- _Given problem_
Transcribe the material exactly. Images do not belong in the copy.

— BEGIN Records for this exercise —

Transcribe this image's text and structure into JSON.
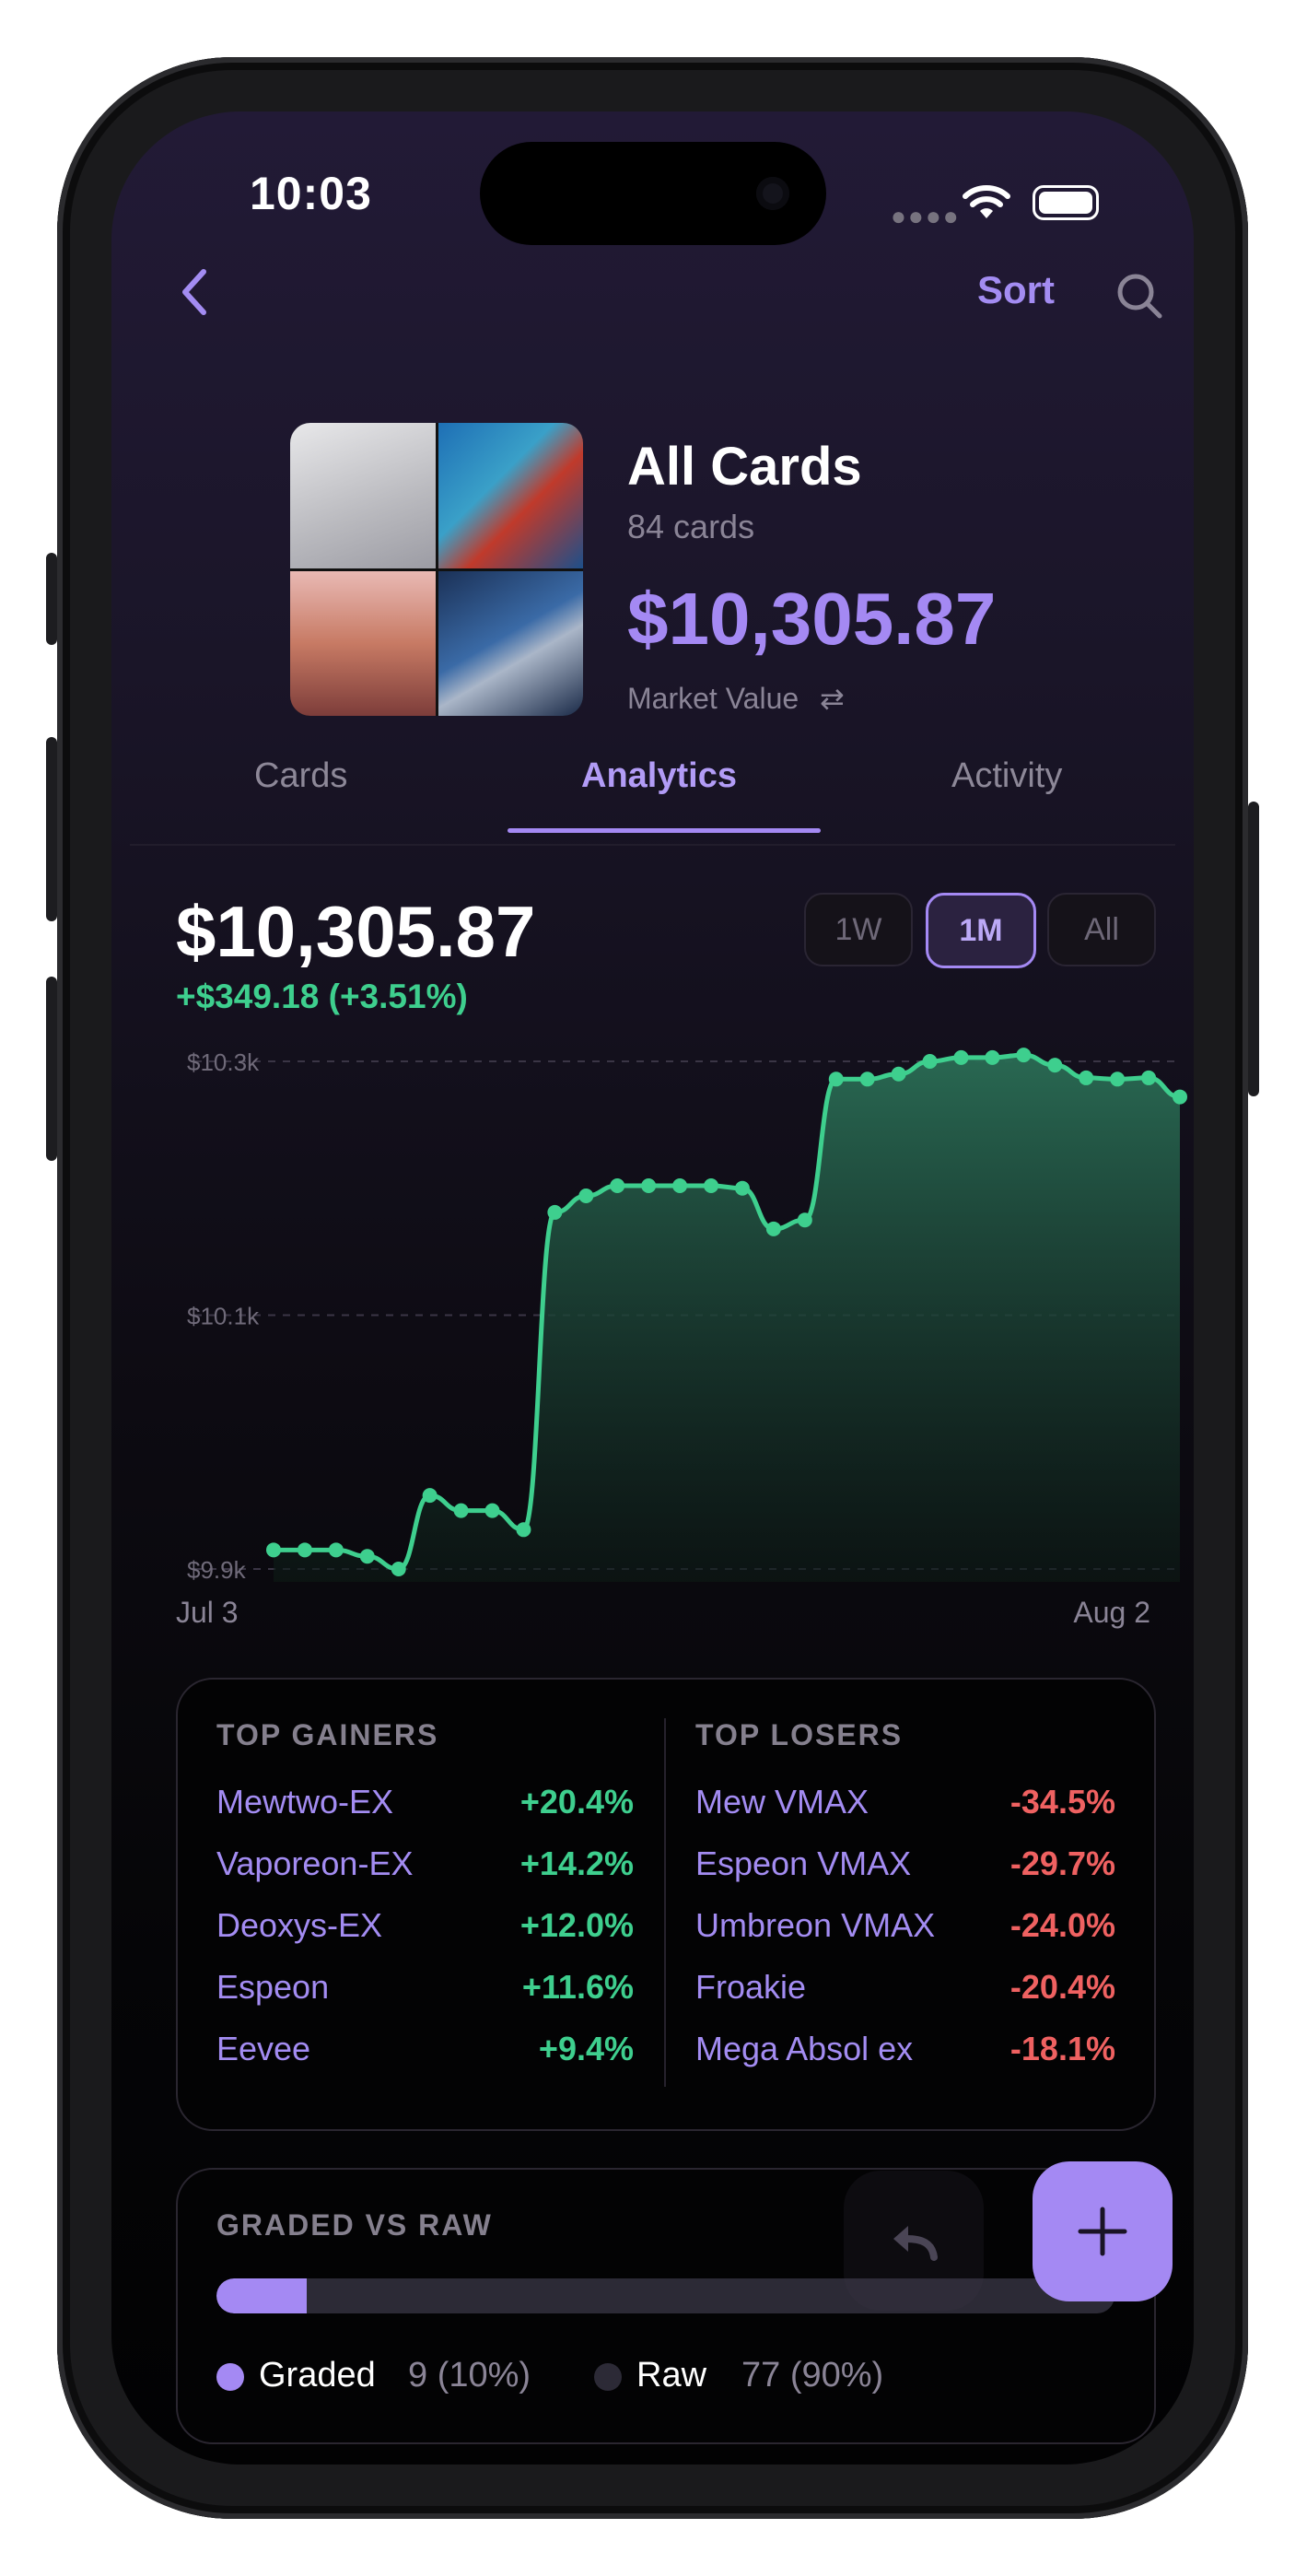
{
  "status_bar": {
    "time": "10:03"
  },
  "nav": {
    "sort_label": "Sort",
    "back_icon": "chevron-left-icon",
    "search_icon": "search-icon"
  },
  "header": {
    "title": "All Cards",
    "subtitle": "84 cards",
    "value": "$10,305.87",
    "value_label": "Market Value",
    "swap_icon": "swap-arrows-icon"
  },
  "tabs": [
    {
      "label": "Cards",
      "active": false
    },
    {
      "label": "Analytics",
      "active": true
    },
    {
      "label": "Activity",
      "active": false
    }
  ],
  "summary": {
    "value": "$10,305.87",
    "change": "+$349.18 (+3.51%)"
  },
  "ranges": [
    {
      "label": "1W",
      "active": false
    },
    {
      "label": "1M",
      "active": true
    },
    {
      "label": "All",
      "active": false
    }
  ],
  "chart_data": {
    "type": "area",
    "y_tick_labels": [
      "$10.3k",
      "$10.1k",
      "$9.9k"
    ],
    "y_ticks": [
      10300,
      10100,
      9900
    ],
    "ylim": [
      9900,
      10300
    ],
    "x_labels": [
      "Jul 3",
      "Aug 2"
    ],
    "values": [
      9915,
      9915,
      9915,
      9910,
      9900,
      9958,
      9946,
      9946,
      9931,
      10181,
      10194,
      10202,
      10202,
      10202,
      10202,
      10200,
      10168,
      10175,
      10286,
      10286,
      10290,
      10300,
      10303,
      10303,
      10305,
      10297,
      10287,
      10286,
      10287,
      10272
    ],
    "line_color": "#3ecf8e",
    "grid": "dashed horizontal"
  },
  "gainers": {
    "title": "TOP GAINERS",
    "items": [
      {
        "name": "Mewtwo-EX",
        "change": "+20.4%"
      },
      {
        "name": "Vaporeon-EX",
        "change": "+14.2%"
      },
      {
        "name": "Deoxys-EX",
        "change": "+12.0%"
      },
      {
        "name": "Espeon",
        "change": "+11.6%"
      },
      {
        "name": "Eevee",
        "change": "+9.4%"
      }
    ]
  },
  "losers": {
    "title": "TOP LOSERS",
    "items": [
      {
        "name": "Mew VMAX",
        "change": "-34.5%"
      },
      {
        "name": "Espeon VMAX",
        "change": "-29.7%"
      },
      {
        "name": "Umbreon VMAX",
        "change": "-24.0%"
      },
      {
        "name": "Froakie",
        "change": "-20.4%"
      },
      {
        "name": "Mega Absol ex",
        "change": "-18.1%"
      }
    ]
  },
  "graded": {
    "title": "GRADED VS RAW",
    "graded_fraction": 0.1,
    "graded_label": "Graded",
    "graded_value": "9 (10%)",
    "raw_label": "Raw",
    "raw_value": "77 (90%)",
    "graded_color": "#a489f3",
    "raw_color": "#2c2a36"
  },
  "fab": {
    "add_icon": "plus-icon",
    "undo_icon": "undo-icon"
  }
}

— END Records for this exercise —

- _Finished task_
Transcribe this image's text and structure into JSON.
{
  "status_bar": {
    "time": "10:03"
  },
  "nav": {
    "sort_label": "Sort",
    "back_icon": "chevron-left-icon",
    "search_icon": "search-icon"
  },
  "header": {
    "title": "All Cards",
    "subtitle": "84 cards",
    "value": "$10,305.87",
    "value_label": "Market Value",
    "swap_icon": "swap-arrows-icon"
  },
  "tabs": [
    {
      "label": "Cards",
      "active": false
    },
    {
      "label": "Analytics",
      "active": true
    },
    {
      "label": "Activity",
      "active": false
    }
  ],
  "summary": {
    "value": "$10,305.87",
    "change": "+$349.18 (+3.51%)"
  },
  "ranges": [
    {
      "label": "1W",
      "active": false
    },
    {
      "label": "1M",
      "active": true
    },
    {
      "label": "All",
      "active": false
    }
  ],
  "chart_data": {
    "type": "area",
    "y_tick_labels": [
      "$10.3k",
      "$10.1k",
      "$9.9k"
    ],
    "y_ticks": [
      10300,
      10100,
      9900
    ],
    "ylim": [
      9900,
      10300
    ],
    "x_labels": [
      "Jul 3",
      "Aug 2"
    ],
    "values": [
      9915,
      9915,
      9915,
      9910,
      9900,
      9958,
      9946,
      9946,
      9931,
      10181,
      10194,
      10202,
      10202,
      10202,
      10202,
      10200,
      10168,
      10175,
      10286,
      10286,
      10290,
      10300,
      10303,
      10303,
      10305,
      10297,
      10287,
      10286,
      10287,
      10272
    ],
    "line_color": "#3ecf8e",
    "grid": "dashed horizontal"
  },
  "gainers": {
    "title": "TOP GAINERS",
    "items": [
      {
        "name": "Mewtwo-EX",
        "change": "+20.4%"
      },
      {
        "name": "Vaporeon-EX",
        "change": "+14.2%"
      },
      {
        "name": "Deoxys-EX",
        "change": "+12.0%"
      },
      {
        "name": "Espeon",
        "change": "+11.6%"
      },
      {
        "name": "Eevee",
        "change": "+9.4%"
      }
    ]
  },
  "losers": {
    "title": "TOP LOSERS",
    "items": [
      {
        "name": "Mew VMAX",
        "change": "-34.5%"
      },
      {
        "name": "Espeon VMAX",
        "change": "-29.7%"
      },
      {
        "name": "Umbreon VMAX",
        "change": "-24.0%"
      },
      {
        "name": "Froakie",
        "change": "-20.4%"
      },
      {
        "name": "Mega Absol ex",
        "change": "-18.1%"
      }
    ]
  },
  "graded": {
    "title": "GRADED VS RAW",
    "graded_fraction": 0.1,
    "graded_label": "Graded",
    "graded_value": "9 (10%)",
    "raw_label": "Raw",
    "raw_value": "77 (90%)",
    "graded_color": "#a489f3",
    "raw_color": "#2c2a36"
  },
  "fab": {
    "add_icon": "plus-icon",
    "undo_icon": "undo-icon"
  }
}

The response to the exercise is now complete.